Yesterday Brick Lane and its cosmopolitan mix of people were coming to terms, amid shattered windows and a burnt-out restaurant, with what happened and what the future holds. Years ago, together they fought off skinhead thugs who terrorised them, but this was a new danger, from an enemy they could not see and confront.
The fear is not only that the bombers may be back, but that the hard- earned commercial success of the area, which was rapidly becoming an international tourist attraction, may now be in jeopardy.
What exactly did happen is not clear yet and accounts have been contradictory. The bomb was in a black Reebok bag left on the pavement in Hanbury Street, about 30 yards from the junction with Brick Lane, with early evening shoppers and parents with children streaming by.

### Provided information
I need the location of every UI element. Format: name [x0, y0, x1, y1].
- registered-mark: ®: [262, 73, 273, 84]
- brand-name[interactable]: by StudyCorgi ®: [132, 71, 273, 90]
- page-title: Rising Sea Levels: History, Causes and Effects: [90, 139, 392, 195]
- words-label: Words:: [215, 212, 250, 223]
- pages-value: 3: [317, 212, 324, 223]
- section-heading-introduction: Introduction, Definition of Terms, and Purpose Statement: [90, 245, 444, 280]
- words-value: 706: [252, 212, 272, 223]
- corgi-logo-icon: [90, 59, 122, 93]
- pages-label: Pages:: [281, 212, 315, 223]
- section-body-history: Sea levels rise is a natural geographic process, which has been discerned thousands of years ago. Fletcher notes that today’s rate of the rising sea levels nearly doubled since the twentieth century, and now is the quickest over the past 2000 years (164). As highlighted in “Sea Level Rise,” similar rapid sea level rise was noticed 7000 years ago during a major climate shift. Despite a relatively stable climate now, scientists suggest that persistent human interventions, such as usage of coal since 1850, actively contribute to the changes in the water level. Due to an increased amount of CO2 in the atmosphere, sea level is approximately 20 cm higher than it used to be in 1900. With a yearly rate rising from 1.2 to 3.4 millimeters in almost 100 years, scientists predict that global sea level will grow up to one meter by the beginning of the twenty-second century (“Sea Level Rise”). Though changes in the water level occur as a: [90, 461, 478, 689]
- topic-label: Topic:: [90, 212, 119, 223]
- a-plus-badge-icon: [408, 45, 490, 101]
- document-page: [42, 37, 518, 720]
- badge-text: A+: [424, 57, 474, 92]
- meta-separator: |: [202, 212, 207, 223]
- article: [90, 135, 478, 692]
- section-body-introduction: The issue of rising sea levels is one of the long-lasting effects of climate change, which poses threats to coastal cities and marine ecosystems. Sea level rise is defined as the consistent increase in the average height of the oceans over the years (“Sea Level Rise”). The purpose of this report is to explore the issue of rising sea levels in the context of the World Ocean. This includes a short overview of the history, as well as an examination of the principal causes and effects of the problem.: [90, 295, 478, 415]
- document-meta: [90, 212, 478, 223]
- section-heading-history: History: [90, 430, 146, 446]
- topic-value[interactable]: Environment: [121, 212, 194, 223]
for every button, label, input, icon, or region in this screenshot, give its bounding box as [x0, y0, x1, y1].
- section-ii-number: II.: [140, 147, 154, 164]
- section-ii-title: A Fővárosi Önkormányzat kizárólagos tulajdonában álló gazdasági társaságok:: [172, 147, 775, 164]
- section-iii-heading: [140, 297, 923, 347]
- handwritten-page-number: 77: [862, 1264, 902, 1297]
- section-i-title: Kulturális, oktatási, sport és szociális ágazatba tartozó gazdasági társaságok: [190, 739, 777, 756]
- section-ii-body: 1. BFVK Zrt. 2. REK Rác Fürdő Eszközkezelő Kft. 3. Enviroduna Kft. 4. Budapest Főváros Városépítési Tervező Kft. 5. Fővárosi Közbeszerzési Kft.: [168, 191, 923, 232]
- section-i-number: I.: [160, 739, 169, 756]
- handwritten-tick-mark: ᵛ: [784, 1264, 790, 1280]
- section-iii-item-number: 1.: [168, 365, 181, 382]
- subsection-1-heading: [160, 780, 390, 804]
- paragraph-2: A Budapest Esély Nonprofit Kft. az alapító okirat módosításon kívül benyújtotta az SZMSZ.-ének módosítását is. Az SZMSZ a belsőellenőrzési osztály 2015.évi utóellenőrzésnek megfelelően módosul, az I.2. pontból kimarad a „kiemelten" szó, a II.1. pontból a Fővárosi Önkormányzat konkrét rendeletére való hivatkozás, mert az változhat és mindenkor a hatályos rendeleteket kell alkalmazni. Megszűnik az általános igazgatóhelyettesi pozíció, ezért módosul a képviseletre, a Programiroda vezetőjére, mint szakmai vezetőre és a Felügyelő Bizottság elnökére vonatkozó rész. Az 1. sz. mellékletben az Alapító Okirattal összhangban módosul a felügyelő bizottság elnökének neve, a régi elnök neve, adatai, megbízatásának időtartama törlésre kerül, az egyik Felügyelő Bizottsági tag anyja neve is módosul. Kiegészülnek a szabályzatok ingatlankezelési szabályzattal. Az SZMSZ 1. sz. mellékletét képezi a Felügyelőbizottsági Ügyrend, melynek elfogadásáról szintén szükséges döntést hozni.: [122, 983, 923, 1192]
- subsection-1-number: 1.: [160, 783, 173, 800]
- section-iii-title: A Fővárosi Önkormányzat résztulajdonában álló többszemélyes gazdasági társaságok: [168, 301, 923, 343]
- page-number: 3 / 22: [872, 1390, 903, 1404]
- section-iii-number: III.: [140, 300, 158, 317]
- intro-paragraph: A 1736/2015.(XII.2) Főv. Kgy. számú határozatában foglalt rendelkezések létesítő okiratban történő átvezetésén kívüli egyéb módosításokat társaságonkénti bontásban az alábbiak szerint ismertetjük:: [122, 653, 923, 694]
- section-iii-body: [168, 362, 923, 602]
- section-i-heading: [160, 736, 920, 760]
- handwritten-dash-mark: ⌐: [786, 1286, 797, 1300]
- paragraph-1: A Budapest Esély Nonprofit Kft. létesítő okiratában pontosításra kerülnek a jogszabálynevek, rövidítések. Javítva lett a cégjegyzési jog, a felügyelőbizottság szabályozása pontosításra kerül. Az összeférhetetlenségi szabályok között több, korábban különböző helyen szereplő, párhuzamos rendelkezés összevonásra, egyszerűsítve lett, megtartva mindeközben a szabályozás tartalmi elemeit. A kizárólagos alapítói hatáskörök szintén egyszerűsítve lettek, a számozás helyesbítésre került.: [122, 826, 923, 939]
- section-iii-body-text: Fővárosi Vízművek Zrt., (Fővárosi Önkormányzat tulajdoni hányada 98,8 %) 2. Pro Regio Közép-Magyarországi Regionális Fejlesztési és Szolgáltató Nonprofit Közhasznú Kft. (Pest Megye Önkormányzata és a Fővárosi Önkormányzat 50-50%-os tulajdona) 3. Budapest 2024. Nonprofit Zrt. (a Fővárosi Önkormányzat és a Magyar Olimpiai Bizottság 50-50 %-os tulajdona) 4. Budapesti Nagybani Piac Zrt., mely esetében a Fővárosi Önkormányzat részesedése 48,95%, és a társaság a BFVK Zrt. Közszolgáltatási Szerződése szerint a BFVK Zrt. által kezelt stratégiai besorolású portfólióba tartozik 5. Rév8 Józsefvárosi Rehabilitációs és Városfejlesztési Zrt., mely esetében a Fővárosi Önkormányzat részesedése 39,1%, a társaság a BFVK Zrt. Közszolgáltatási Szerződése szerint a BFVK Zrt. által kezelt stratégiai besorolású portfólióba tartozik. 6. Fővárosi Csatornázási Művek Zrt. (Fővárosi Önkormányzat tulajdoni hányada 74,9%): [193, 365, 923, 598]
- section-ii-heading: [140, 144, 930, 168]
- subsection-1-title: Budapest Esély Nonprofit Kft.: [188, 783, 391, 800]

### Task objective
Carry the Brick Lane bombing report forward from the point where it ends. The records are separate material and have no connection to the text.

### Exercise response
At around 5.45pm a man picked up the bag and walked with it to the Brick Lane police office, to find it shut. Officers say he put the bag in his car, a maroon Ford Sierra, nearby in front of Empee Silk Fabrics Ltd at numbers 42 and 44. He may have intended to drive it to another police station, but then when he realised what he was transporting could be a bomb, he ran and called the police.
That was when the device exploded, lifting the car into the air and blowing the roof 25 yards. A green Volvo estate car parked next to it was set ablaze, as was the nearby Cafe Naz restaurant.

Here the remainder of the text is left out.